(Records from a data source)
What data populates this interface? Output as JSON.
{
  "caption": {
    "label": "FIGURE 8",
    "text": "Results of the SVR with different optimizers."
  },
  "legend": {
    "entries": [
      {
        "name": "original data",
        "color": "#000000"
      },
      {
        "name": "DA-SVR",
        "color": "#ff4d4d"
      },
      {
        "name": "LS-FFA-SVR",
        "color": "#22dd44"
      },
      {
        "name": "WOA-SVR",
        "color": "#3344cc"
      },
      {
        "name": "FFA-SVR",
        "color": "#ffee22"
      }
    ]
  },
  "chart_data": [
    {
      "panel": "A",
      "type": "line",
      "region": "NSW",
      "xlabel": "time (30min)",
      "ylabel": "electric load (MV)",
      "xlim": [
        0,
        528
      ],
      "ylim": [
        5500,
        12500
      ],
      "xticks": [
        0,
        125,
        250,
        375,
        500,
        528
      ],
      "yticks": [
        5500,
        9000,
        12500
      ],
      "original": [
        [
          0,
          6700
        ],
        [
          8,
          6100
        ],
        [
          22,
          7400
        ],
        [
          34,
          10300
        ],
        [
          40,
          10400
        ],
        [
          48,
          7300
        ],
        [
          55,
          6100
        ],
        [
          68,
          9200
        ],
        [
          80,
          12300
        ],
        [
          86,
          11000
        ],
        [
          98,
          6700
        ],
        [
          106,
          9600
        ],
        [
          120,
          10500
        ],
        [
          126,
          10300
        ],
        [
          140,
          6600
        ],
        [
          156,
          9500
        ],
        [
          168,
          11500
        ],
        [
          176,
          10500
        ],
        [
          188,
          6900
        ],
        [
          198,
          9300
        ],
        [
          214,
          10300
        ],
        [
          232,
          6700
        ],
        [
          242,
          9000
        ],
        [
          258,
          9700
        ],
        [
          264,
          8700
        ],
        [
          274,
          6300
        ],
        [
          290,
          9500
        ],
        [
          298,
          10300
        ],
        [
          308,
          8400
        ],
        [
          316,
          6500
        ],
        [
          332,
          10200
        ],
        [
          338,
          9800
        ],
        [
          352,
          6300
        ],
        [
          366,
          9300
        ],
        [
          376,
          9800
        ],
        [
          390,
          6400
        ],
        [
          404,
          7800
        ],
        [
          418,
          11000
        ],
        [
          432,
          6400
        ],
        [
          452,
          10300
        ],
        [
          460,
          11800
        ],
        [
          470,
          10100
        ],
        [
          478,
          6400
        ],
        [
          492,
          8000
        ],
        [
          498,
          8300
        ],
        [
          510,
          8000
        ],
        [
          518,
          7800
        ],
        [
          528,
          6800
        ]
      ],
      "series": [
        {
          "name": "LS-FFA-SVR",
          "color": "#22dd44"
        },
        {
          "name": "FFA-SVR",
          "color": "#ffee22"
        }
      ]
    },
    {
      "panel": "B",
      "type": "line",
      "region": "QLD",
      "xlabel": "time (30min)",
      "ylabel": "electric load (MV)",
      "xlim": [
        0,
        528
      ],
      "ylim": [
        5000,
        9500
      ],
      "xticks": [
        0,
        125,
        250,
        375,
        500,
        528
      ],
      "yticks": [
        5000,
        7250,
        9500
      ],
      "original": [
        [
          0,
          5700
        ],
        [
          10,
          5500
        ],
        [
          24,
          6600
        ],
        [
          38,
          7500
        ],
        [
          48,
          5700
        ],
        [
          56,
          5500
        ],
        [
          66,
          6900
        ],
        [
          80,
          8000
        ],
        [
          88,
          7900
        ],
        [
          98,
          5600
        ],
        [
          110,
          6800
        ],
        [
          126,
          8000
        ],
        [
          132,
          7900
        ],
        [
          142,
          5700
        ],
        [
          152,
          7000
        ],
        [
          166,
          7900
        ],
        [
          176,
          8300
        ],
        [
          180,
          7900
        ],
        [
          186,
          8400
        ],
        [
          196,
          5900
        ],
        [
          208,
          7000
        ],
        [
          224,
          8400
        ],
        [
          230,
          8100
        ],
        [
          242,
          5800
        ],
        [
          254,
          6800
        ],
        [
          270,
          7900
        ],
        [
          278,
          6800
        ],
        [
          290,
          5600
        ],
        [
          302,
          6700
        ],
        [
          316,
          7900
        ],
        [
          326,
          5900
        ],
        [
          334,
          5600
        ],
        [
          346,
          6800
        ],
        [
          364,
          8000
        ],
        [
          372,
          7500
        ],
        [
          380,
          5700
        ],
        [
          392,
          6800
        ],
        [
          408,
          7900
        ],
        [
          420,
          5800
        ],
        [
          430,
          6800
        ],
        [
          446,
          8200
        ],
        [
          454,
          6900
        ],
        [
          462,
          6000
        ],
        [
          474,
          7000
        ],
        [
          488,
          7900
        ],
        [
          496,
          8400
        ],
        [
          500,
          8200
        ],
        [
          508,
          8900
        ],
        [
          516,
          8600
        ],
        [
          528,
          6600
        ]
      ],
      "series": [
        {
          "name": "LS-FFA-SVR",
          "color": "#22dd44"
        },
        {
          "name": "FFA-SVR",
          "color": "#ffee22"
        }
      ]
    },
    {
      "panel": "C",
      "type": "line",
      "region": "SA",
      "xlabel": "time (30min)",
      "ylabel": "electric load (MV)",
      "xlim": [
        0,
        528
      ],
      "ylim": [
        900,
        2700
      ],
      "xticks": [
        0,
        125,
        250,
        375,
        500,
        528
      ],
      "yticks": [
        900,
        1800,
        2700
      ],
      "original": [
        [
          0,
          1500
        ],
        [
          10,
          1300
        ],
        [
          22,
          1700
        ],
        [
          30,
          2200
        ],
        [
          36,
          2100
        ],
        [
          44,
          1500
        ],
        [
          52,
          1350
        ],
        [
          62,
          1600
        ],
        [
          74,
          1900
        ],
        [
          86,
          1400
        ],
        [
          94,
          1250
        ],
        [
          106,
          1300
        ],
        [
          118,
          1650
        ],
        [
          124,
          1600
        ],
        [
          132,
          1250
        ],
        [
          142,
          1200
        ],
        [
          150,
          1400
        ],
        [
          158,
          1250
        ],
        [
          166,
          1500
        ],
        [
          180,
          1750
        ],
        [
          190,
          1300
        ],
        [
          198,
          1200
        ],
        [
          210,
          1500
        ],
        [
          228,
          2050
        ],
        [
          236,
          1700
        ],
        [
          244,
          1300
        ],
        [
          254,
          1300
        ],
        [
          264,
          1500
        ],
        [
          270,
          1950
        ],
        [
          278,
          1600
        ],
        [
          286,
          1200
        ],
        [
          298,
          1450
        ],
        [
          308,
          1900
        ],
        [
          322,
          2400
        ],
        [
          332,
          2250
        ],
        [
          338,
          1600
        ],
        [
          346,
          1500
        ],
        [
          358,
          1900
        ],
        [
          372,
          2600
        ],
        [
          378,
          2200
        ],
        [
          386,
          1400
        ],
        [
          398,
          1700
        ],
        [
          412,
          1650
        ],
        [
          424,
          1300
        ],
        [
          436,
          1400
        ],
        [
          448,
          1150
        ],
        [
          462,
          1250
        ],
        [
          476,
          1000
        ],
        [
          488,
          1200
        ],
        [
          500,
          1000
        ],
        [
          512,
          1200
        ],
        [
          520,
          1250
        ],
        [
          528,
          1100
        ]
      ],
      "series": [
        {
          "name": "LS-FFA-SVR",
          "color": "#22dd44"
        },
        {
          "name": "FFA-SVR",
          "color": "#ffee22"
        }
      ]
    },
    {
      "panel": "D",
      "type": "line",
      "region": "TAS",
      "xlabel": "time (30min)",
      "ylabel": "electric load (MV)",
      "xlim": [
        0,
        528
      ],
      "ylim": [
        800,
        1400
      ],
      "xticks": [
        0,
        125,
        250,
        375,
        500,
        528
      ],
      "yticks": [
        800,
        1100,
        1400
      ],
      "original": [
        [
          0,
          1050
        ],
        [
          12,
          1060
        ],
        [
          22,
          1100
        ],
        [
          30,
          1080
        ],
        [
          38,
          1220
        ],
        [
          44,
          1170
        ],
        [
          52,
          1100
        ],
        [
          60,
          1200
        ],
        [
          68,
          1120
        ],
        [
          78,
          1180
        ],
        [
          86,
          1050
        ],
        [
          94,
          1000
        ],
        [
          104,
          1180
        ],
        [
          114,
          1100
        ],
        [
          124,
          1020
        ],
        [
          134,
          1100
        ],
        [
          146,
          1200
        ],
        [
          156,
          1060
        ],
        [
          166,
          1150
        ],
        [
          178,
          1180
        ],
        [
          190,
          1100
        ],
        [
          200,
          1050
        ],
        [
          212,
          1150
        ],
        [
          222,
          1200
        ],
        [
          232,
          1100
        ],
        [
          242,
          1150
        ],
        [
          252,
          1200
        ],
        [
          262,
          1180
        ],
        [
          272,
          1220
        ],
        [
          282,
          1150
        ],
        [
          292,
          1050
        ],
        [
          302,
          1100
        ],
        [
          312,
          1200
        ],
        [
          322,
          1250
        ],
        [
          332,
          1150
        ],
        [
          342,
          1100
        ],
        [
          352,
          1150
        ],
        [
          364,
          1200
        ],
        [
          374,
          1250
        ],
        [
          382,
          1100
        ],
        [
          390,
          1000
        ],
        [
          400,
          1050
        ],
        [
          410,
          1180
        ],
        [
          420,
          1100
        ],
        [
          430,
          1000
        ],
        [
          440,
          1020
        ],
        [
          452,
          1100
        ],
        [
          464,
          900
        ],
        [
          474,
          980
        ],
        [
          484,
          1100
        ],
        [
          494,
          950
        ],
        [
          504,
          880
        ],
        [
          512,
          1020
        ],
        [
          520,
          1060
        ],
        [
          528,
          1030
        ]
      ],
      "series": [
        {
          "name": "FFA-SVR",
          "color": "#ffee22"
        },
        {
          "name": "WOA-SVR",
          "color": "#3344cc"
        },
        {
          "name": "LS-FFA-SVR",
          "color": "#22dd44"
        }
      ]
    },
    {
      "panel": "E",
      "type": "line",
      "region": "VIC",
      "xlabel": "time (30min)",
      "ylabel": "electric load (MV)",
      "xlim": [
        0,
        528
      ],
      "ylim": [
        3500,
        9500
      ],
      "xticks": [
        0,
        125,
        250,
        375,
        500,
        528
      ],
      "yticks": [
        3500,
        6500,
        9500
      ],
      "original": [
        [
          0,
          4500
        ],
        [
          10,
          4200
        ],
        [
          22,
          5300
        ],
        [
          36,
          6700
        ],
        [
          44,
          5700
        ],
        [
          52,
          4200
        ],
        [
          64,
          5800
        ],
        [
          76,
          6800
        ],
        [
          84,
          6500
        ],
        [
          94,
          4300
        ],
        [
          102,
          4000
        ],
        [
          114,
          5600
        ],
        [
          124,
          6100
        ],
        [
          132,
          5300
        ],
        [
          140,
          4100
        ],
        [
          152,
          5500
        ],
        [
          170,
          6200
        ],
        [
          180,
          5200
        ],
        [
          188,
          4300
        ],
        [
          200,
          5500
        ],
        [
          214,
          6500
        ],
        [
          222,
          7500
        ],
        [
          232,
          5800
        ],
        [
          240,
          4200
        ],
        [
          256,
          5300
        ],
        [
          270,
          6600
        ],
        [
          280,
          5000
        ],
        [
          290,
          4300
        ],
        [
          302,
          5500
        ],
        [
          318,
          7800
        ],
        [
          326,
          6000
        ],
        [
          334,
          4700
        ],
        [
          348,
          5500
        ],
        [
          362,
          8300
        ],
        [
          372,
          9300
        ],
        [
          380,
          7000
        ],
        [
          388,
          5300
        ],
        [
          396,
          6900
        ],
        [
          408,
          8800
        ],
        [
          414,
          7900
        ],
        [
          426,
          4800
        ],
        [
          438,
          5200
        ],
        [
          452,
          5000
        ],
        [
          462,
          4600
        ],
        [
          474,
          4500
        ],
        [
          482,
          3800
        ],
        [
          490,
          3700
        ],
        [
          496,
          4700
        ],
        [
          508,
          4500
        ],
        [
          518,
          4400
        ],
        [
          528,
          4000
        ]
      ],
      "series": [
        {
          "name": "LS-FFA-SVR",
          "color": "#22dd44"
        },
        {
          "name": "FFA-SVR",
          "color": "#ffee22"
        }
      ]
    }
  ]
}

Problem => In the lines above, locate the string "panel". Copy every line where it occurs.

Answer =>
      "panel": "A",
      "panel": "B",
      "panel": "C",
      "panel": "D",
      "panel": "E",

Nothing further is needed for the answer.